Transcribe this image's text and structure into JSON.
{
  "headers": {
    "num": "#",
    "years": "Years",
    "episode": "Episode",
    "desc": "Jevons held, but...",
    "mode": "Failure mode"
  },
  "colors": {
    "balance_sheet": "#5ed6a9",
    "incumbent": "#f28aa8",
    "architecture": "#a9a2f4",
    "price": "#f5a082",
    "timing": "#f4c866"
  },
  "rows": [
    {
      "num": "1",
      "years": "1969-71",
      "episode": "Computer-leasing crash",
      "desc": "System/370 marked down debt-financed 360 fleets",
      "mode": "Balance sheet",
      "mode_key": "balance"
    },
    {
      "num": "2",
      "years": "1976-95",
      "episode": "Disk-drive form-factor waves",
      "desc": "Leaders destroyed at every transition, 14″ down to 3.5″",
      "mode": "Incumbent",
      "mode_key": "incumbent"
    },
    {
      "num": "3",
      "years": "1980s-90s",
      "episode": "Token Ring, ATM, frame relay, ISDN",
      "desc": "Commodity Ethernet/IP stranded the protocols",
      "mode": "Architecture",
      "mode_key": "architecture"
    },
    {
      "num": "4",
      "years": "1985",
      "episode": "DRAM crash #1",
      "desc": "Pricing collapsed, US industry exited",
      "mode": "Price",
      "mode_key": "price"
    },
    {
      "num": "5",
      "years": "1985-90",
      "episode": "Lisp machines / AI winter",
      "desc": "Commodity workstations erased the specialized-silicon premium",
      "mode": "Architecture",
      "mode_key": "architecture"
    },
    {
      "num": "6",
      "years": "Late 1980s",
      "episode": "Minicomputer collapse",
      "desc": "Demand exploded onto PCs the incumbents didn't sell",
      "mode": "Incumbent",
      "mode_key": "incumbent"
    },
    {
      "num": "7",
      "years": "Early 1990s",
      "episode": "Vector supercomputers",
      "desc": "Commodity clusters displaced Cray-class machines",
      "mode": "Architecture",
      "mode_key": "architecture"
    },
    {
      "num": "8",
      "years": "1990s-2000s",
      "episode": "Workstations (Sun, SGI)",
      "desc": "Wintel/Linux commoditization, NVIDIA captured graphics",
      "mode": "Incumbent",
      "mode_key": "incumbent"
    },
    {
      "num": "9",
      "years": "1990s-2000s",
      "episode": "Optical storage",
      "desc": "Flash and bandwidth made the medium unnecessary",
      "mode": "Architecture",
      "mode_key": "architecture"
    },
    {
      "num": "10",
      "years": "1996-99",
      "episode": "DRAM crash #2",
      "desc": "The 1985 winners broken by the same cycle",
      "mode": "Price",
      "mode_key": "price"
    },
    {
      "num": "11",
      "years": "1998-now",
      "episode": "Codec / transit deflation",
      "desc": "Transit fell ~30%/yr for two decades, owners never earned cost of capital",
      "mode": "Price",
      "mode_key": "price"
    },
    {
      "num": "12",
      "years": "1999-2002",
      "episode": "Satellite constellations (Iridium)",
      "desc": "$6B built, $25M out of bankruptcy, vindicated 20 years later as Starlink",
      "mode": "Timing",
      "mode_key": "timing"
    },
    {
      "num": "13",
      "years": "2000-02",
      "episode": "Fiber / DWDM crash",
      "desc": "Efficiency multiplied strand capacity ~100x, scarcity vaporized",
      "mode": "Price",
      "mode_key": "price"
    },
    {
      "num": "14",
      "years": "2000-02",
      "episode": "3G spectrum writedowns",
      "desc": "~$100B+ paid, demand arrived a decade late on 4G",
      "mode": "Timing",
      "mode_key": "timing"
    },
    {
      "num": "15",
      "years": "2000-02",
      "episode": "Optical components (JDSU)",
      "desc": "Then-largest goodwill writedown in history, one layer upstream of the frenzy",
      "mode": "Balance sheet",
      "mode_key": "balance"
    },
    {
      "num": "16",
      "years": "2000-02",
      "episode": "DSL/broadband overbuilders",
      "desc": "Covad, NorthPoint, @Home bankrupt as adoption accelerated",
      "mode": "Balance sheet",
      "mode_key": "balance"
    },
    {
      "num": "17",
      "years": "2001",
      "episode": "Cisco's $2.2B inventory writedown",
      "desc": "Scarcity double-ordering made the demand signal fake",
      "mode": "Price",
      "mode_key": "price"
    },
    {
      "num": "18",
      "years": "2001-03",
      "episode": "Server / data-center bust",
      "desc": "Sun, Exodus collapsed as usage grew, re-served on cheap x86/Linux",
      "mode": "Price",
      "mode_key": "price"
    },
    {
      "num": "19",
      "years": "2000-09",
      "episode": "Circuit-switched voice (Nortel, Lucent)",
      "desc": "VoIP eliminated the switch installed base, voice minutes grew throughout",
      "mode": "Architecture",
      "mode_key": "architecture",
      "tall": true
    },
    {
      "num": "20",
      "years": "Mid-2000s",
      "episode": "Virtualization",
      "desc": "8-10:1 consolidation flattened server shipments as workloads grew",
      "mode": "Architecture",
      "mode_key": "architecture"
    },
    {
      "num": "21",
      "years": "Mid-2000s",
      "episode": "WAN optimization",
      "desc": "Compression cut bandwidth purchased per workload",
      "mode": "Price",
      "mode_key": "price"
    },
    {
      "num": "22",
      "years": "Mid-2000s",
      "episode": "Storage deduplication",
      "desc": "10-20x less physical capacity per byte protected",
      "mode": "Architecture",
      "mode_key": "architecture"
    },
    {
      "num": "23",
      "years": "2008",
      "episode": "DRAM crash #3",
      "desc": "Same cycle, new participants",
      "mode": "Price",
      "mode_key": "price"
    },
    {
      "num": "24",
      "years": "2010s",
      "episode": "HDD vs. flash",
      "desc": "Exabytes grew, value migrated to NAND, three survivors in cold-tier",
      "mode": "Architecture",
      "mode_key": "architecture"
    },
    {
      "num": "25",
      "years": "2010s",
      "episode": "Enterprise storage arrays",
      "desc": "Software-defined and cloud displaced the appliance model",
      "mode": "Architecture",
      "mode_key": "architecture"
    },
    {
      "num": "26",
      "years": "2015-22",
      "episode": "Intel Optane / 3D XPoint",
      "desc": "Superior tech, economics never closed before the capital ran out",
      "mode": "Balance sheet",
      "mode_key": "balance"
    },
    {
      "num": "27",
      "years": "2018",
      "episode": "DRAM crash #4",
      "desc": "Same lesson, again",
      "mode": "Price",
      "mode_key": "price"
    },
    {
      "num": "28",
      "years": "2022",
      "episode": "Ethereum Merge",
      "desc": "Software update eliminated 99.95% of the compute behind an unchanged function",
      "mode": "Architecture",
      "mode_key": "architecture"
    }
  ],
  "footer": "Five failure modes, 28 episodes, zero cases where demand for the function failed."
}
_ _ _ _ _
## Exercise prompt
Pull out every line in the material above where "machines" occurs.

## Response
      "episode": "Lisp machines / AI winter",
      "desc": "Commodity clusters displaced Cray-class machines",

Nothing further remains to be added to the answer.